Every entry must be given again exactly.

Data supplied:

○ ○ ○

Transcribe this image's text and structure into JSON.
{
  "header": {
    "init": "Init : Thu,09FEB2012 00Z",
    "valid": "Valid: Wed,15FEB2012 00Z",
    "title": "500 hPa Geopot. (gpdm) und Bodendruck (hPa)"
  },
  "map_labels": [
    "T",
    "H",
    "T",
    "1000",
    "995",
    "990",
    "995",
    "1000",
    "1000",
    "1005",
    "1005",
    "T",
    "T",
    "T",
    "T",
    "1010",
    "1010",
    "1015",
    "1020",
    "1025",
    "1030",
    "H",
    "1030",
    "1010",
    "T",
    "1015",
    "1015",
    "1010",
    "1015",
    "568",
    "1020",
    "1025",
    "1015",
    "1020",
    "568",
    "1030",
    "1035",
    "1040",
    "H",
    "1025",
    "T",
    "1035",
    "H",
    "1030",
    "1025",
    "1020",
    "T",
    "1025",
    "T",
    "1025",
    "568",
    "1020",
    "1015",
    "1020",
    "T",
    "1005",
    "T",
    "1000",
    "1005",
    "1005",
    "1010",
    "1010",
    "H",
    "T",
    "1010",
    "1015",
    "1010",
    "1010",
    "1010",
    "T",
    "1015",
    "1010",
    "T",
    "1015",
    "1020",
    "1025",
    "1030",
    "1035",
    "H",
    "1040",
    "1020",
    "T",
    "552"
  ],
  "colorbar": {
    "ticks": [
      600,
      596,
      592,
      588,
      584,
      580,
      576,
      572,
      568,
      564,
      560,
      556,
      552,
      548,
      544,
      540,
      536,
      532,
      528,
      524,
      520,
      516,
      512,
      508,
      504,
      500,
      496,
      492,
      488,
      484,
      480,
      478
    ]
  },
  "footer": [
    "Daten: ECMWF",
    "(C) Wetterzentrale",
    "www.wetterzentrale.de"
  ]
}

○ ○ ○

Output for this exercise:
Transcribe this image's text and structure into JSON.
{
  "header": {
    "init": "Init : Thu,09FEB2012 00Z",
    "valid": "Valid: Wed,15FEB2012 00Z",
    "title": "500 hPa Geopot. (gpdm) und Bodendruck (hPa)"
  },
  "map_labels": [
    "T",
    "H",
    "T",
    "1000",
    "995",
    "990",
    "995",
    "1000",
    "1000",
    "1005",
    "1005",
    "T",
    "T",
    "T",
    "T",
    "1010",
    "1010",
    "1015",
    "1020",
    "1025",
    "1030",
    "H",
    "1030",
    "1010",
    "T",
    "1015",
    "1015",
    "1010",
    "1015",
    "568",
    "1020",
    "1025",
    "1015",
    "1020",
    "568",
    "1030",
    "1035",
    "1040",
    "H",
    "1025",
    "T",
    "1035",
    "H",
    "1030",
    "1025",
    "1020",
    "T",
    "1025",
    "T",
    "1025",
    "568",
    "1020",
    "1015",
    "1020",
    "T",
    "1005",
    "T",
    "1000",
    "1005",
    "1005",
    "1010",
    "1010",
    "H",
    "T",
    "1010",
    "1015",
    "1010",
    "1010",
    "1010",
    "T",
    "1015",
    "1010",
    "T",
    "1015",
    "1020",
    "1025",
    "1030",
    "1035",
    "H",
    "1040",
    "1020",
    "T",
    "552"
  ],
  "colorbar": {
    "ticks": [
      600,
      596,
      592,
      588,
      584,
      580,
      576,
      572,
      568,
      564,
      560,
      556,
      552,
      548,
      544,
      540,
      536,
      532,
      528,
      524,
      520,
      516,
      512,
      508,
      504,
      500,
      496,
      492,
      488,
      484,
      480,
      478
    ]
  },
  "footer": [
    "Daten: ECMWF",
    "(C) Wetterzentrale",
    "www.wetterzentrale.de"
  ]
}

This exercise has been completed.